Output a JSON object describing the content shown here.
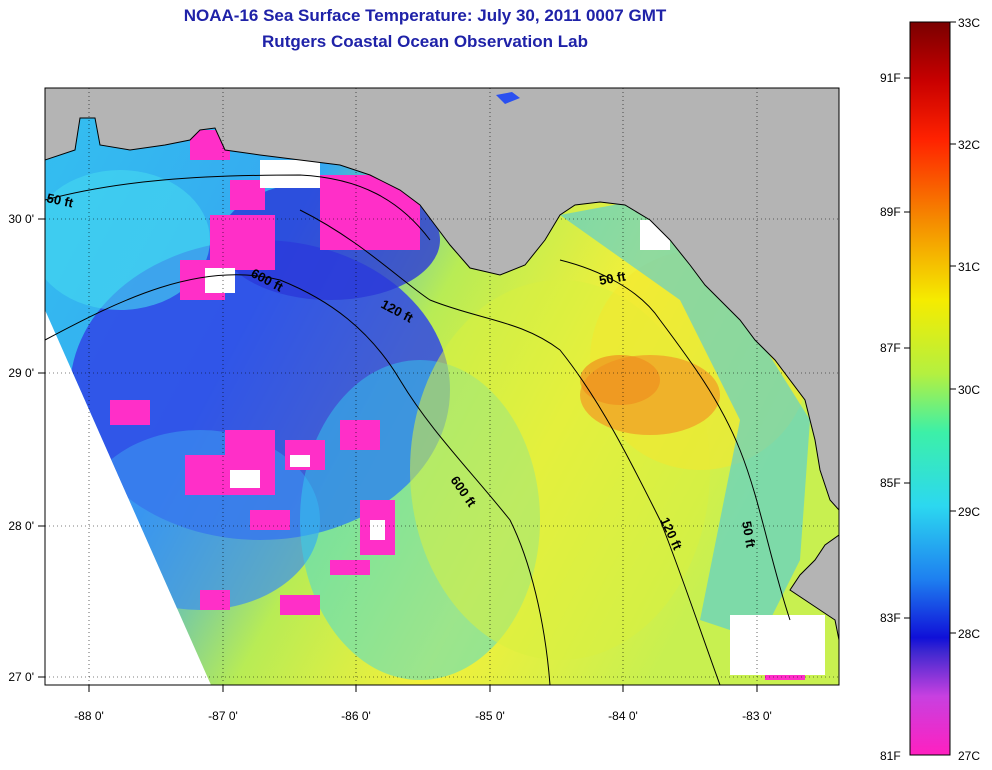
{
  "title": {
    "line1": "NOAA-16 Sea Surface Temperature:  July 30, 2011 0007 GMT",
    "line2": "Rutgers Coastal Ocean Observation Lab"
  },
  "map": {
    "lon_ticks": [
      "-88 0'",
      "-87 0'",
      "-86 0'",
      "-85 0'",
      "-84 0'",
      "-83 0'"
    ],
    "lat_ticks": [
      "30 0'",
      "29 0'",
      "28 0'",
      "27 0'"
    ],
    "contour_labels": [
      "50 ft",
      "600 ft",
      "120 ft",
      "50 ft",
      "600 ft",
      "120 ft",
      "50 ft"
    ],
    "colors": {
      "land": "#b4b4b4",
      "cloud": "#ffffff",
      "cold": "#ff2fc8",
      "blue": "#2e3fe0",
      "cyan": "#27c8f0",
      "green": "#8fe56a",
      "yellow": "#eef23a",
      "orange": "#f0a020"
    }
  },
  "colorbar": {
    "fahrenheit": [
      "91F",
      "89F",
      "87F",
      "85F",
      "83F",
      "81F"
    ],
    "celsius": [
      "33C",
      "32C",
      "31C",
      "30C",
      "29C",
      "28C",
      "27C"
    ]
  }
}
========================
Except for the pictures, copy the material above exactly.

Output a JSON object describing the content shown here.
{
  "title": {
    "line1": "NOAA-16 Sea Surface Temperature:  July 30, 2011 0007 GMT",
    "line2": "Rutgers Coastal Ocean Observation Lab"
  },
  "map": {
    "lon_ticks": [
      "-88 0'",
      "-87 0'",
      "-86 0'",
      "-85 0'",
      "-84 0'",
      "-83 0'"
    ],
    "lat_ticks": [
      "30 0'",
      "29 0'",
      "28 0'",
      "27 0'"
    ],
    "contour_labels": [
      "50 ft",
      "600 ft",
      "120 ft",
      "50 ft",
      "600 ft",
      "120 ft",
      "50 ft"
    ],
    "colors": {
      "land": "#b4b4b4",
      "cloud": "#ffffff",
      "cold": "#ff2fc8",
      "blue": "#2e3fe0",
      "cyan": "#27c8f0",
      "green": "#8fe56a",
      "yellow": "#eef23a",
      "orange": "#f0a020"
    }
  },
  "colorbar": {
    "fahrenheit": [
      "91F",
      "89F",
      "87F",
      "85F",
      "83F",
      "81F"
    ],
    "celsius": [
      "33C",
      "32C",
      "31C",
      "30C",
      "29C",
      "28C",
      "27C"
    ]
  }
}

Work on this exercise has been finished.